--- Written exercise ---
Copy out all lines with the word "log₁₀" in them.

--- Data extract ---
╭──

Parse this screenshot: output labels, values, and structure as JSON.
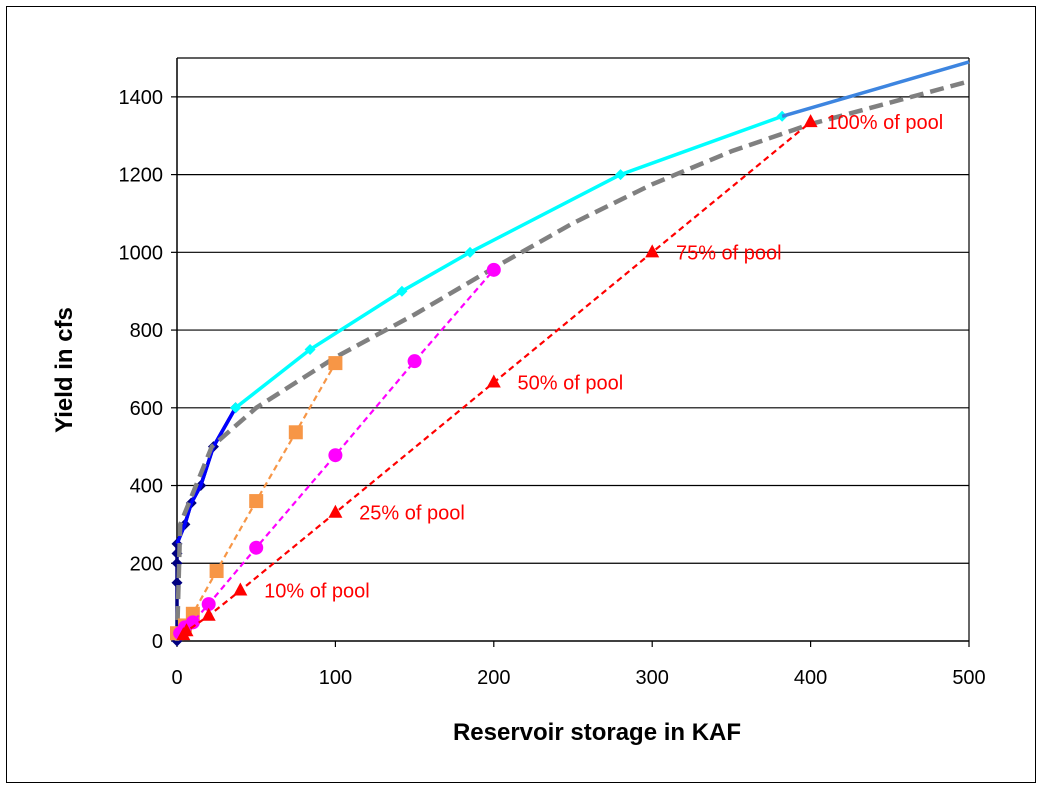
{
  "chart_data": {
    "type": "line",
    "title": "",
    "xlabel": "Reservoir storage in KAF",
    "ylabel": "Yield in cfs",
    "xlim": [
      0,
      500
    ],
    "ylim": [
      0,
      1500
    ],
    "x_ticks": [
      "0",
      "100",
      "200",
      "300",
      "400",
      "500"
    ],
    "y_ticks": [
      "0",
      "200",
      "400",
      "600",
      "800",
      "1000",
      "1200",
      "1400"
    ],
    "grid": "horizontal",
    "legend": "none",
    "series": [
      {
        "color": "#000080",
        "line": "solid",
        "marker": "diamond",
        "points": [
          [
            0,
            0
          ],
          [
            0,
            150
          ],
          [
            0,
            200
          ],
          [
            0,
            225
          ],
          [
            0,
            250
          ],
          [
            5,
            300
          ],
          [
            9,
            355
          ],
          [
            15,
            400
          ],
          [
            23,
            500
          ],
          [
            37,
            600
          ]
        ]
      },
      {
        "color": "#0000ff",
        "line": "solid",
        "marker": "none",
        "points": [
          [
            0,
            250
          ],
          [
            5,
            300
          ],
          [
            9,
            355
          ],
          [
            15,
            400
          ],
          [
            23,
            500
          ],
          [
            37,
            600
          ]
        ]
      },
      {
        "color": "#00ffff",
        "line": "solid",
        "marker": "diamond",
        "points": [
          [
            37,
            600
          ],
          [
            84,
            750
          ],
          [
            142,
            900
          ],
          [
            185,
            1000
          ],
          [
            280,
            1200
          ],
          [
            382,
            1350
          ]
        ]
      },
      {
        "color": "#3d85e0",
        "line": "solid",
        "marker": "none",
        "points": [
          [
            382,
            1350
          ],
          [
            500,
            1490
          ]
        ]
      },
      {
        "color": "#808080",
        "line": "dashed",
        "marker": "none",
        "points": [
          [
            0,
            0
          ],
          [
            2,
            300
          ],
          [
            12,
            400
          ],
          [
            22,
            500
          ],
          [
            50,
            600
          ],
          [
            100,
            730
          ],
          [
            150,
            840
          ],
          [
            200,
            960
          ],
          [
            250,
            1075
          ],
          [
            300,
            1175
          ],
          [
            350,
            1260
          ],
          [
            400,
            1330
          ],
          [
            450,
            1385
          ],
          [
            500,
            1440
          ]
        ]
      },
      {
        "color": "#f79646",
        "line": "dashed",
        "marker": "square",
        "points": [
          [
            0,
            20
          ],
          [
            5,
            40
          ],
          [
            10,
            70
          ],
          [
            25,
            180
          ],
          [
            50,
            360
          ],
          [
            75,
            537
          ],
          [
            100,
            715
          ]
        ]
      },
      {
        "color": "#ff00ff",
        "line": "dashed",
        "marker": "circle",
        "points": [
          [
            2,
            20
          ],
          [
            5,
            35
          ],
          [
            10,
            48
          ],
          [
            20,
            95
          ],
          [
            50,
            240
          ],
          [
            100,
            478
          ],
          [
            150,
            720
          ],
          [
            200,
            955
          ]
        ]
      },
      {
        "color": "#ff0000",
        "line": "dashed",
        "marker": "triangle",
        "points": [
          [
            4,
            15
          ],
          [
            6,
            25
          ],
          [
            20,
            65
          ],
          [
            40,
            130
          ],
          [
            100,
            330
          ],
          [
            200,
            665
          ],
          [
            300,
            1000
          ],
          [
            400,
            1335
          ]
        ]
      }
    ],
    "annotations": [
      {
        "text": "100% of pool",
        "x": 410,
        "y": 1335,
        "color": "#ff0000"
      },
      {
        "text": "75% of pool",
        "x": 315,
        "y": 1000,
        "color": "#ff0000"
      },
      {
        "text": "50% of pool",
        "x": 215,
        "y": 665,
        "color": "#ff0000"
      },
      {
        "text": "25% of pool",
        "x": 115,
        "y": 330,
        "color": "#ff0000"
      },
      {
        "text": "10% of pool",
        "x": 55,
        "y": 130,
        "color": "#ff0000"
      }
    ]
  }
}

╰──
╭──

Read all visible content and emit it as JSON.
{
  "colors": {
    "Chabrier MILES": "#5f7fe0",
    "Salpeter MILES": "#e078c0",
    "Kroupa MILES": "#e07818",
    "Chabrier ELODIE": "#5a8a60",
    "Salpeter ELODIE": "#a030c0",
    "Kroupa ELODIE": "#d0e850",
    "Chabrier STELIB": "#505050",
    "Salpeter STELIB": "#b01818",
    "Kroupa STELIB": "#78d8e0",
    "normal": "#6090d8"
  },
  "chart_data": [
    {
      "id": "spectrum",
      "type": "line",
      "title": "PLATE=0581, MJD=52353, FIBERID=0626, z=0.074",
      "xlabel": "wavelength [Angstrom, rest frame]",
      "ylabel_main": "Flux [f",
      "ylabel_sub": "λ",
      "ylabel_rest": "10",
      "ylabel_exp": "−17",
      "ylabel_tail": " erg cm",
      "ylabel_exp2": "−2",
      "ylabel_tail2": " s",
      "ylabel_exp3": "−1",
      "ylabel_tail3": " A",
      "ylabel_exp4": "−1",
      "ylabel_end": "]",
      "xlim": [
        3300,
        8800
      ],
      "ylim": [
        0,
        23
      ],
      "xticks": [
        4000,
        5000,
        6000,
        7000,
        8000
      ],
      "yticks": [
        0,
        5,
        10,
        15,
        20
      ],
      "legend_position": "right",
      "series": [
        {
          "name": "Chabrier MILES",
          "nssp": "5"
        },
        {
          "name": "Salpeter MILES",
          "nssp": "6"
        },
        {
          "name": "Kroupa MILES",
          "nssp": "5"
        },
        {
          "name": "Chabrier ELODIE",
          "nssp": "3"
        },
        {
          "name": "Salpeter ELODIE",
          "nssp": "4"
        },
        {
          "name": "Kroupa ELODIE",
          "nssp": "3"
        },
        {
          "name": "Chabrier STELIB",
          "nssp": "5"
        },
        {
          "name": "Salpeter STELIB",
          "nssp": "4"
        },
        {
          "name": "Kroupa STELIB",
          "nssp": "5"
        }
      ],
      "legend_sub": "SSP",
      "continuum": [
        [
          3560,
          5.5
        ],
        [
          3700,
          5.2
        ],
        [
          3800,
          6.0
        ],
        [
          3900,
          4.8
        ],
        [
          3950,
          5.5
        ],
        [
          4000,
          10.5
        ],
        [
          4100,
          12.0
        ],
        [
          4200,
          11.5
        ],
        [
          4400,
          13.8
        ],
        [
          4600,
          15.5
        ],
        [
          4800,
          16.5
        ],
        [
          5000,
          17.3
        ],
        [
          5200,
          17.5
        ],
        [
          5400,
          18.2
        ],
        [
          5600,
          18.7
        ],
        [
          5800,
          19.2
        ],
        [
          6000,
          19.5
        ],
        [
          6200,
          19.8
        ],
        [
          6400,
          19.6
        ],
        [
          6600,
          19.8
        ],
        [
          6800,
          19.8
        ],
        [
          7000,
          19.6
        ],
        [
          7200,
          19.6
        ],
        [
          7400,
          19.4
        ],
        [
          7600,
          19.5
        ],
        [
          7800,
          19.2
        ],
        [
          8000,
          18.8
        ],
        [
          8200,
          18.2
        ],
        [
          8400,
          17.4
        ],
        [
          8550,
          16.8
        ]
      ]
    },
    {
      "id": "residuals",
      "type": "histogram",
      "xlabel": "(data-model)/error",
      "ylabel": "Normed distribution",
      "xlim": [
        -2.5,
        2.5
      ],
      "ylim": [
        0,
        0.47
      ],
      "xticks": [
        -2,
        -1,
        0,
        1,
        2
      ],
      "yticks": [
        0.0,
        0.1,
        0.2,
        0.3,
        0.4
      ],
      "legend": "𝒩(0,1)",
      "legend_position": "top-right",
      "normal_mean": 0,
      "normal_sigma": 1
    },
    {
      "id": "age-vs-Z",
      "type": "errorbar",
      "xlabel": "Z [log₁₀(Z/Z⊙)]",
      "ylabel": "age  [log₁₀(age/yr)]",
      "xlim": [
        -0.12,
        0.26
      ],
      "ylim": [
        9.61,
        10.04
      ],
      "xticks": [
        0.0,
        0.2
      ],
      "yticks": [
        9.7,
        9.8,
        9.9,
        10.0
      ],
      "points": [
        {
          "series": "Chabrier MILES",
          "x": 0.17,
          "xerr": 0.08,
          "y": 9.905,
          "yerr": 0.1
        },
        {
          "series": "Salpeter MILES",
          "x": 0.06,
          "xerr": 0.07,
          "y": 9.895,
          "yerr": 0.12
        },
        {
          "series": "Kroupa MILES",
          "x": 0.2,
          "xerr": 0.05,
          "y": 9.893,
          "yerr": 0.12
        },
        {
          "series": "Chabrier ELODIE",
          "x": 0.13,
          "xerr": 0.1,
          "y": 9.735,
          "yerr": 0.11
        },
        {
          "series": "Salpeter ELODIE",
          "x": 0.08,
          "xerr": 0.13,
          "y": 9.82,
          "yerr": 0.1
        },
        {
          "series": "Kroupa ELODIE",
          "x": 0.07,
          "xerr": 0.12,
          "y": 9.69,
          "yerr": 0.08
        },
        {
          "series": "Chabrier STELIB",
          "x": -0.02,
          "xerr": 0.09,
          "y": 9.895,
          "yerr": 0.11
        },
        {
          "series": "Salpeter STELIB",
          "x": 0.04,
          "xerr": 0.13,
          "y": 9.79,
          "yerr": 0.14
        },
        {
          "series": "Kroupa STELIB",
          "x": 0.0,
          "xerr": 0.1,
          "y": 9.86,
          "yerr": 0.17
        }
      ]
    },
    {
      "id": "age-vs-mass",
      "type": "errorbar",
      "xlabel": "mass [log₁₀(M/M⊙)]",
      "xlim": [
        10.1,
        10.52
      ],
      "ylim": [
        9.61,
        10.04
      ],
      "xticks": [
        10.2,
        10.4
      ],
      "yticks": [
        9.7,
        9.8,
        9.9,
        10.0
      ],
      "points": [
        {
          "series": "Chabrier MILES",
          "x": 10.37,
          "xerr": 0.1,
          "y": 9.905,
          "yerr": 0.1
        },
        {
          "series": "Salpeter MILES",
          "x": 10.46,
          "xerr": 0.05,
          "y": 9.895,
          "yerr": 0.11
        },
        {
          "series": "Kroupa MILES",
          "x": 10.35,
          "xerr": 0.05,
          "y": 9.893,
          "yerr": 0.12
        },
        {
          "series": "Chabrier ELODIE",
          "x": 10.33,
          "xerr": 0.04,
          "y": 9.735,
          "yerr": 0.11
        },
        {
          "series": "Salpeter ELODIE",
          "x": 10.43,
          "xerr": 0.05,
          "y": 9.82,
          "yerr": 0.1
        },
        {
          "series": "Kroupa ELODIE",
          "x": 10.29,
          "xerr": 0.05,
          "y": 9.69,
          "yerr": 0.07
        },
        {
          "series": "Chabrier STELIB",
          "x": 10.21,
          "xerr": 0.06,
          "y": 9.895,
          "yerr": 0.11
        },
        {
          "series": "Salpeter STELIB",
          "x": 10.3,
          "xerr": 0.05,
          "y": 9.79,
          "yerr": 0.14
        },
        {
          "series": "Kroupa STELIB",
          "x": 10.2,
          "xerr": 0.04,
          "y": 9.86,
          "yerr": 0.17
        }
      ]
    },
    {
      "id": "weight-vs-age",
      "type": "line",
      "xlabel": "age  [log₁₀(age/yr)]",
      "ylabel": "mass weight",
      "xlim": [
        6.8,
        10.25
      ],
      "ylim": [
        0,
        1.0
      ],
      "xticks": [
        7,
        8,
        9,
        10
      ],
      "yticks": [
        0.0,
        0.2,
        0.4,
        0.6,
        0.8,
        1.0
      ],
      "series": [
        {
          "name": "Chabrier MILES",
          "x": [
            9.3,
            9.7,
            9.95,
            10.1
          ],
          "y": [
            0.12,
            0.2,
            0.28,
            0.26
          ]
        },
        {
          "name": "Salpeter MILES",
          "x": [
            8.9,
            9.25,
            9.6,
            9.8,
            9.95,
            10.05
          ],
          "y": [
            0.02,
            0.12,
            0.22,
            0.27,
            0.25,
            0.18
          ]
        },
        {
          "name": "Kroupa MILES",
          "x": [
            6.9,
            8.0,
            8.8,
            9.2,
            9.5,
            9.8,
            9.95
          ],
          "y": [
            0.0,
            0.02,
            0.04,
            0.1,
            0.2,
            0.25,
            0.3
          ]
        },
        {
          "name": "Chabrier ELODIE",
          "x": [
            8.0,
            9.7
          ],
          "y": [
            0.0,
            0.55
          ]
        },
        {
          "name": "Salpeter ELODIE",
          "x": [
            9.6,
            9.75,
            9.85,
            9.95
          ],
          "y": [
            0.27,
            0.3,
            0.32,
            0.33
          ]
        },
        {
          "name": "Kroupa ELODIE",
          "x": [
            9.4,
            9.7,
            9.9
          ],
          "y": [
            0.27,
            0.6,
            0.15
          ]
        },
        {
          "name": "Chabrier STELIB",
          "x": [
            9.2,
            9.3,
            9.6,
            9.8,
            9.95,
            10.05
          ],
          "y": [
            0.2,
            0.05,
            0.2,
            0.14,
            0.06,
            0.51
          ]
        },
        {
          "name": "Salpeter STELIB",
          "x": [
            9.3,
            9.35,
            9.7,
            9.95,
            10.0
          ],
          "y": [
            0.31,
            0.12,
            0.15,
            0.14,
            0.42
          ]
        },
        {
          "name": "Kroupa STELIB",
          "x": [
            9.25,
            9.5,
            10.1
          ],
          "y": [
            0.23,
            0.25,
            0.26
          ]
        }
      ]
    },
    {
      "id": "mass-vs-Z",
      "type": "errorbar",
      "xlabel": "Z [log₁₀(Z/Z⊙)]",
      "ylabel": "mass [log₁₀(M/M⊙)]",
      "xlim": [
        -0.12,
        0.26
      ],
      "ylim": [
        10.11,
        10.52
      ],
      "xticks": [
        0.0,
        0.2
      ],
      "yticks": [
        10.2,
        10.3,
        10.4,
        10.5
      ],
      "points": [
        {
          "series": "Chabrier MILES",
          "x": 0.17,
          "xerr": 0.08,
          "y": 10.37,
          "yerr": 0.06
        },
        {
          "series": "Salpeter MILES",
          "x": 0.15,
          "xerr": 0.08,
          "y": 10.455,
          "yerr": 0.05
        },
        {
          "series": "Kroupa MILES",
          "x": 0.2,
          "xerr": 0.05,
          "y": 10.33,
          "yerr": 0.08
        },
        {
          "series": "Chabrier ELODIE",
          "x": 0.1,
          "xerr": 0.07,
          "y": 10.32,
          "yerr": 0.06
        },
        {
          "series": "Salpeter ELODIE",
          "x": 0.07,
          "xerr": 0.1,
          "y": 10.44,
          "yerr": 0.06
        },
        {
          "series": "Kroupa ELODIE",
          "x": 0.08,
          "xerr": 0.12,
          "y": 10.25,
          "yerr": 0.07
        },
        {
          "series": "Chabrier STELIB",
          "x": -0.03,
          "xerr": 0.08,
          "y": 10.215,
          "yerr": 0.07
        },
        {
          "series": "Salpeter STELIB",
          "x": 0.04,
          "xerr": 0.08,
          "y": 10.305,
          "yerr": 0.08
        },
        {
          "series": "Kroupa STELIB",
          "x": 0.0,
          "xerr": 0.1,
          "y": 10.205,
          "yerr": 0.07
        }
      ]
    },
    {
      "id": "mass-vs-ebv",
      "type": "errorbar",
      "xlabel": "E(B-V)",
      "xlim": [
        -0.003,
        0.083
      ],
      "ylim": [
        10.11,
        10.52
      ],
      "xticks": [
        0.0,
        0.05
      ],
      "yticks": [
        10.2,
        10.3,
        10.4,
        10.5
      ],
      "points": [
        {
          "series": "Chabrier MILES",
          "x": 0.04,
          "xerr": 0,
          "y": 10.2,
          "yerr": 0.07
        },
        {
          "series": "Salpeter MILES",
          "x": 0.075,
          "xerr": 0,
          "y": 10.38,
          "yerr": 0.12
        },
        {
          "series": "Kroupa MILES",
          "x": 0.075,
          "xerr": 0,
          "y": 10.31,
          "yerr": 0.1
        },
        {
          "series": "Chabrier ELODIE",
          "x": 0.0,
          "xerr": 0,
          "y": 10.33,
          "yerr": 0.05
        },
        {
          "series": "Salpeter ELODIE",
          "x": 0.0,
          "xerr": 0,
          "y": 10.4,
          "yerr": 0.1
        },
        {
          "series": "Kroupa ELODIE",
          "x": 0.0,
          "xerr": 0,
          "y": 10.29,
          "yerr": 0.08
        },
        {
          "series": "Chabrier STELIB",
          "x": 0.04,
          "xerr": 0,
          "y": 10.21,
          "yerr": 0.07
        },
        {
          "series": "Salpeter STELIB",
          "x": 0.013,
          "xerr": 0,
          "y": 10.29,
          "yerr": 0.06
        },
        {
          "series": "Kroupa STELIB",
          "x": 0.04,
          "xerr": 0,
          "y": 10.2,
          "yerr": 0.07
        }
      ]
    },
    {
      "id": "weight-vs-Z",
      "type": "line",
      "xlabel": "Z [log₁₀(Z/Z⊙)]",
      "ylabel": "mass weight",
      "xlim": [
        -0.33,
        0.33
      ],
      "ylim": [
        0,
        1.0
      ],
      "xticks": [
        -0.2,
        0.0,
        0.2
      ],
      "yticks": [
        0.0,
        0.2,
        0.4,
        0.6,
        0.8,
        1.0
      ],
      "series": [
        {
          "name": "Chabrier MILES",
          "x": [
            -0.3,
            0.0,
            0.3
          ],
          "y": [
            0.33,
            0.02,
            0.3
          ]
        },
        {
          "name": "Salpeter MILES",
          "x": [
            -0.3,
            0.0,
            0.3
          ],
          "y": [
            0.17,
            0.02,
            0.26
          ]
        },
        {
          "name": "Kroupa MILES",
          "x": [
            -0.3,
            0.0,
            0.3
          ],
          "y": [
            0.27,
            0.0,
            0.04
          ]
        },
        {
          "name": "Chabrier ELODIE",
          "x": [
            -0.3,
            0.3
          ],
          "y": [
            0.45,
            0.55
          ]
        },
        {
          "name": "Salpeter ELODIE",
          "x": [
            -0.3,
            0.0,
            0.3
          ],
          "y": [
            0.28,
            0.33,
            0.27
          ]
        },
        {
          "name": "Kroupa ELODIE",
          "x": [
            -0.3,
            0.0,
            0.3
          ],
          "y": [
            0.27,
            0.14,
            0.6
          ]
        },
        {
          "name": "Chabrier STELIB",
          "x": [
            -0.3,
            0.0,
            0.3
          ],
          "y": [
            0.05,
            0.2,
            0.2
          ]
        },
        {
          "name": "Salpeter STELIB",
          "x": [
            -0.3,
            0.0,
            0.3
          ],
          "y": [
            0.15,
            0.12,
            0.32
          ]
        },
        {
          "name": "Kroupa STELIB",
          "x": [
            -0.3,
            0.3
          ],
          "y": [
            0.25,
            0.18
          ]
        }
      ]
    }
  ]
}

╰──

--- The output ---
      "xlabel": "Z [log₁₀(Z/Z⊙)]",
      "ylabel": "age  [log₁₀(age/yr)]",
      "xlabel": "mass [log₁₀(M/M⊙)]",
      "xlabel": "age  [log₁₀(age/yr)]",
      "xlabel": "Z [log₁₀(Z/Z⊙)]",
      "ylabel": "mass [log₁₀(M/M⊙)]",
      "xlabel": "Z [log₁₀(Z/Z⊙)]",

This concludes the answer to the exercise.